__What the task asks__. Work through the records below and tally every line containing "data". Reply with the total alone.
[BEGIN Entries]
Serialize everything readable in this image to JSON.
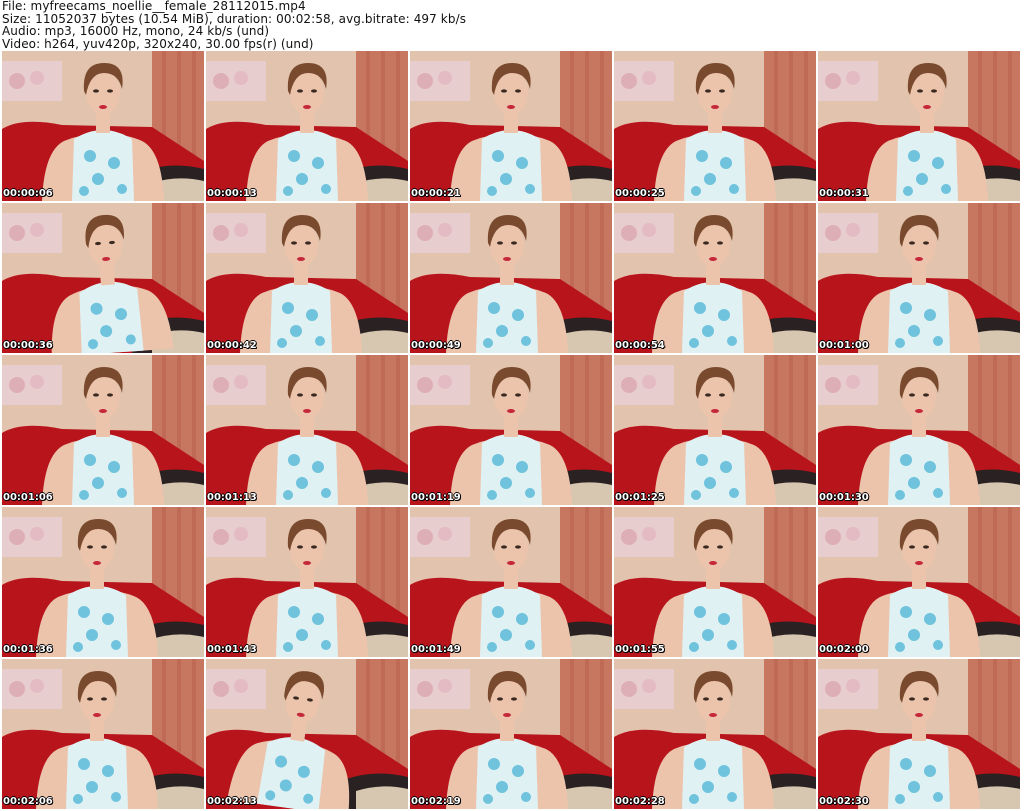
{
  "info": {
    "file_line": "File: myfreecams_noellie__female_28112015.mp4",
    "size_line": "Size: 11052037 bytes (10.54 MiB), duration: 00:02:58, avg.bitrate: 497 kb/s",
    "audio_line": "Audio: mp3, 16000 Hz, mono, 24 kb/s (und)",
    "video_line": "Video: h264, yuv420p, 320x240, 30.00 fps(r) (und)"
  },
  "colors": {
    "wall": "#e2c3ad",
    "curtain": "#c7765f",
    "sofa": "#b8141c",
    "skin": "#ecc4ac",
    "hair": "#7a4a2e",
    "dress": "#dff1f3",
    "dress_pattern": "#49b3d6"
  },
  "frames": [
    {
      "timestamp": "00:00:06"
    },
    {
      "timestamp": "00:00:13"
    },
    {
      "timestamp": "00:00:21"
    },
    {
      "timestamp": "00:00:25"
    },
    {
      "timestamp": "00:00:31"
    },
    {
      "timestamp": "00:00:36"
    },
    {
      "timestamp": "00:00:42"
    },
    {
      "timestamp": "00:00:49"
    },
    {
      "timestamp": "00:00:54"
    },
    {
      "timestamp": "00:01:00"
    },
    {
      "timestamp": "00:01:06"
    },
    {
      "timestamp": "00:01:13"
    },
    {
      "timestamp": "00:01:19"
    },
    {
      "timestamp": "00:01:25"
    },
    {
      "timestamp": "00:01:30"
    },
    {
      "timestamp": "00:01:36"
    },
    {
      "timestamp": "00:01:43"
    },
    {
      "timestamp": "00:01:49"
    },
    {
      "timestamp": "00:01:55"
    },
    {
      "timestamp": "00:02:00"
    },
    {
      "timestamp": "00:02:06"
    },
    {
      "timestamp": "00:02:13"
    },
    {
      "timestamp": "00:02:19"
    },
    {
      "timestamp": "00:02:28"
    },
    {
      "timestamp": "00:02:30"
    }
  ]
}
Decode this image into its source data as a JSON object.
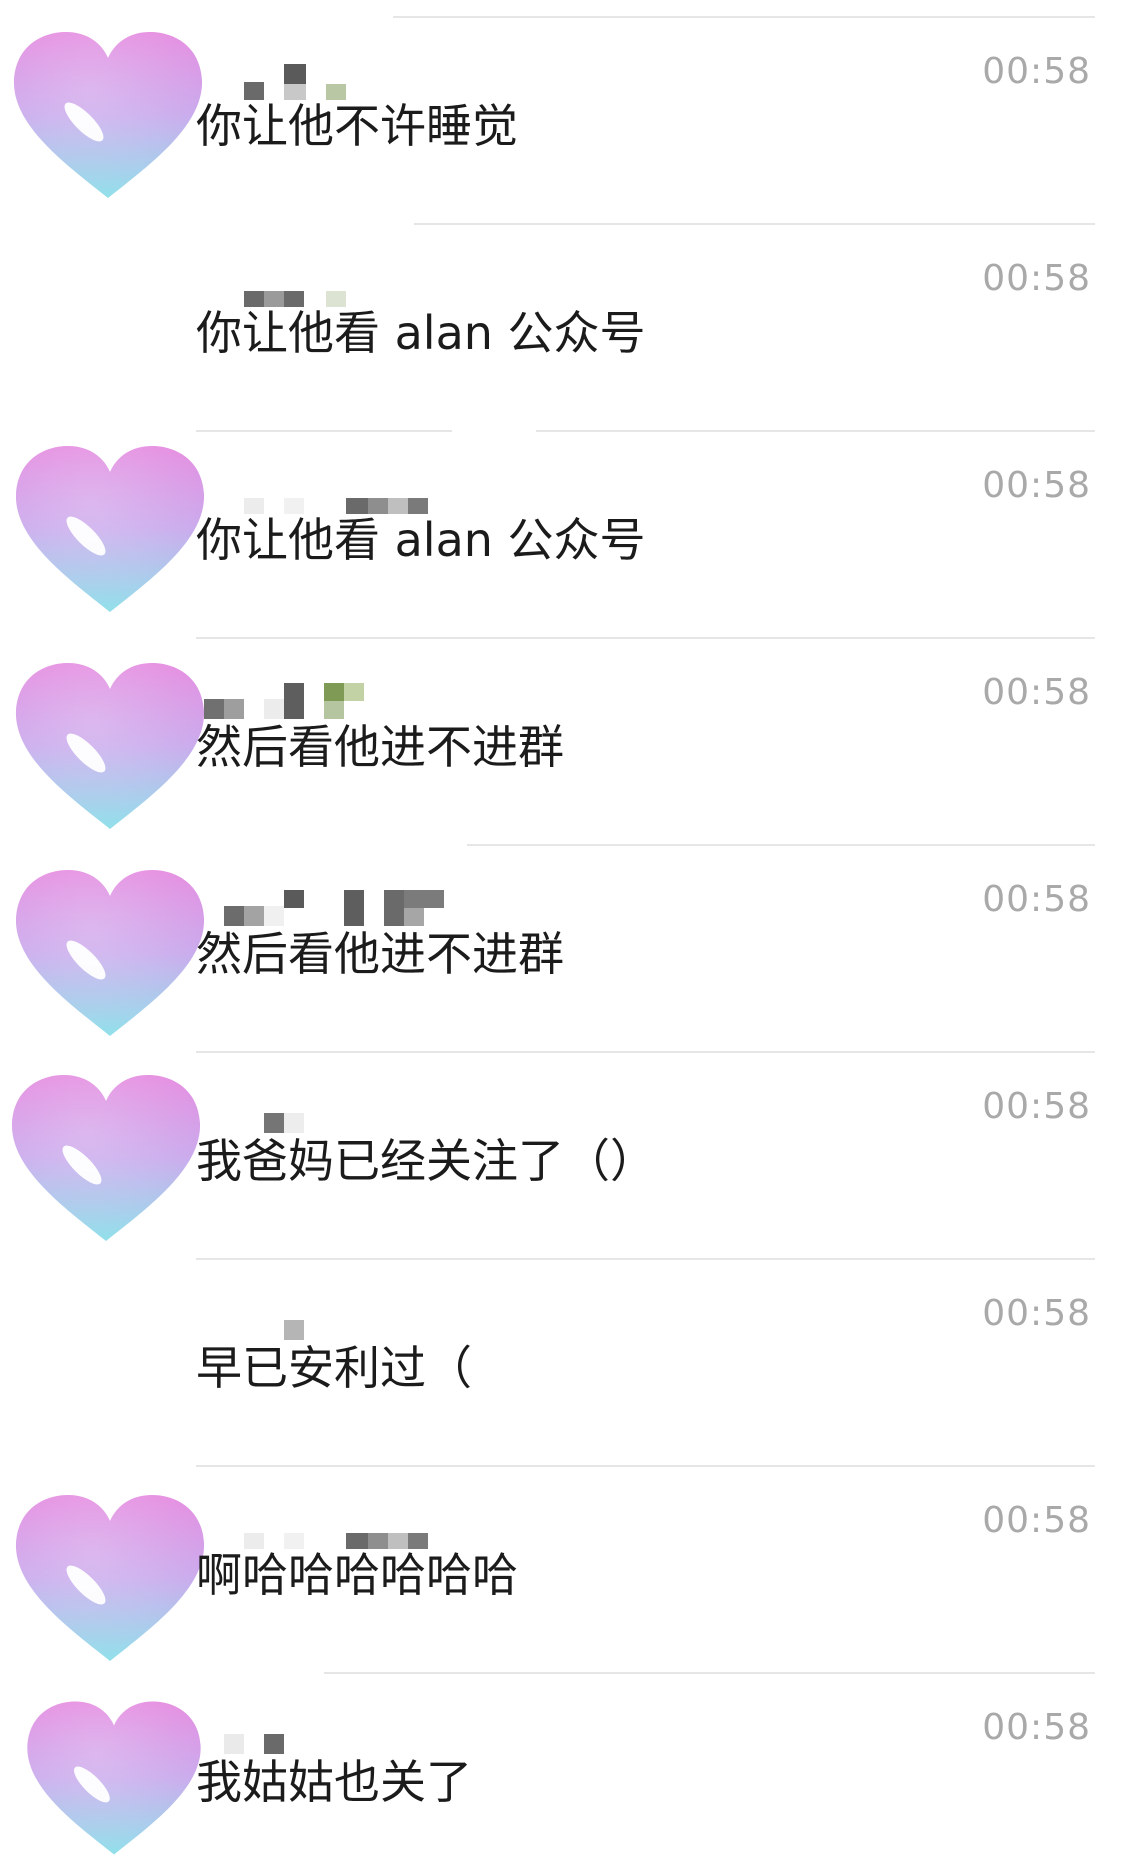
{
  "chat": {
    "messages": [
      {
        "avatar": "heart-icon",
        "name": "",
        "text": "你让他不许睡觉",
        "time": "00:58"
      },
      {
        "avatar": "",
        "name": "",
        "text": "你让他看 alan 公众号",
        "time": "00:58"
      },
      {
        "avatar": "heart-icon",
        "name": "",
        "text": "你让他看 alan 公众号",
        "time": "00:58"
      },
      {
        "avatar": "heart-icon",
        "name": "",
        "text": "然后看他进不进群",
        "time": "00:58"
      },
      {
        "avatar": "heart-icon",
        "name": "",
        "text": "然后看他进不进群",
        "time": "00:58"
      },
      {
        "avatar": "heart-icon",
        "name": "",
        "text": "我爸妈已经关注了（）",
        "time": "00:58"
      },
      {
        "avatar": "",
        "name": "",
        "text": "早已安利过（",
        "time": "00:58"
      },
      {
        "avatar": "heart-icon",
        "name": "",
        "text": "啊哈哈哈哈哈哈",
        "time": "00:58"
      },
      {
        "avatar": "heart-icon",
        "name": "",
        "text": "我姑姑也关了",
        "time": "00:58"
      }
    ]
  },
  "colors": {
    "background": "#ffffff",
    "message_text": "#1b1b1b",
    "timestamp": "#a9a9a9",
    "divider": "#e6e6e6",
    "heart_top": "#e58be0",
    "heart_bottom": "#8fe0ea"
  }
}
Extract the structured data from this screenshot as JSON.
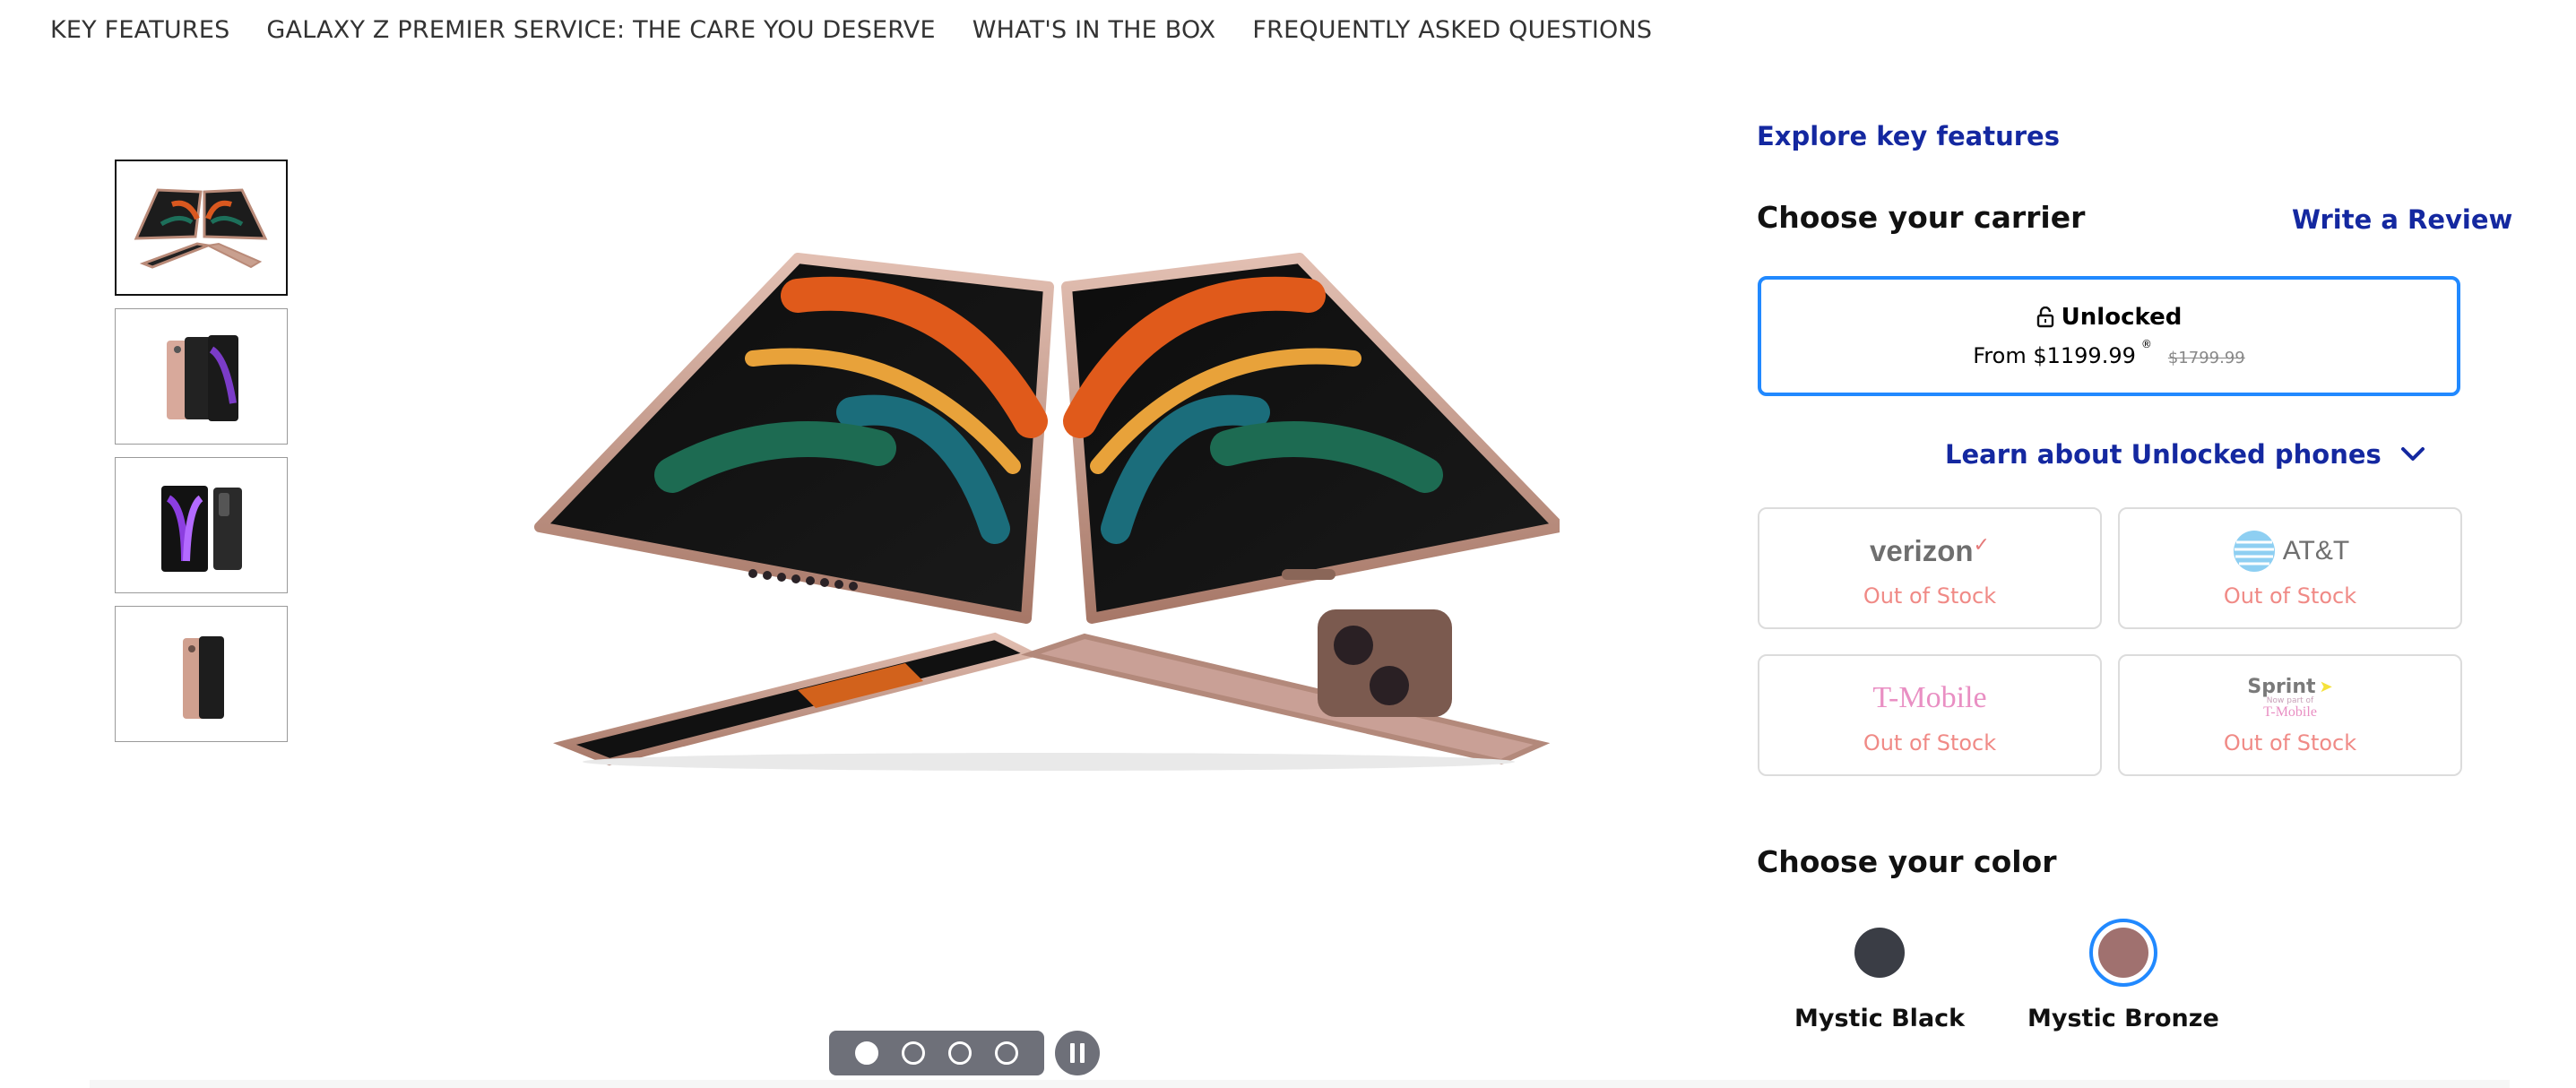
{
  "nav": {
    "items": [
      {
        "label": "KEY FEATURES"
      },
      {
        "label": "GALAXY Z PREMIER SERVICE: THE CARE YOU DESERVE"
      },
      {
        "label": "WHAT'S IN THE BOX"
      },
      {
        "label": "FREQUENTLY ASKED QUESTIONS"
      }
    ]
  },
  "gallery": {
    "thumbnails": 4,
    "active_index": 0,
    "carousel_dots": 4,
    "active_dot": 0
  },
  "right": {
    "explore_link": "Explore key features",
    "carrier_title": "Choose your carrier",
    "write_review": "Write a Review",
    "unlocked": {
      "name": "Unlocked",
      "price": "From $1199.99",
      "price_marker": "®",
      "old_price": "$1799.99"
    },
    "learn_link": "Learn about Unlocked phones",
    "carriers": [
      {
        "name": "verizon",
        "status": "Out of Stock"
      },
      {
        "name": "AT&T",
        "status": "Out of Stock"
      },
      {
        "name": "T-Mobile",
        "status": "Out of Stock"
      },
      {
        "name": "Sprint",
        "sub": "Now part of",
        "sub2": "T-Mobile",
        "status": "Out of Stock"
      }
    ],
    "color_title": "Choose your color",
    "colors": [
      {
        "name": "Mystic Black",
        "hex": "#3a3d45",
        "selected": false
      },
      {
        "name": "Mystic Bronze",
        "hex": "#a0716f",
        "selected": true
      }
    ]
  },
  "colors": {
    "accent_blue": "#1428a0",
    "selection_blue": "#2189ff",
    "out_of_stock": "#f08a86"
  }
}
[END Entries]
__Solution below__. 2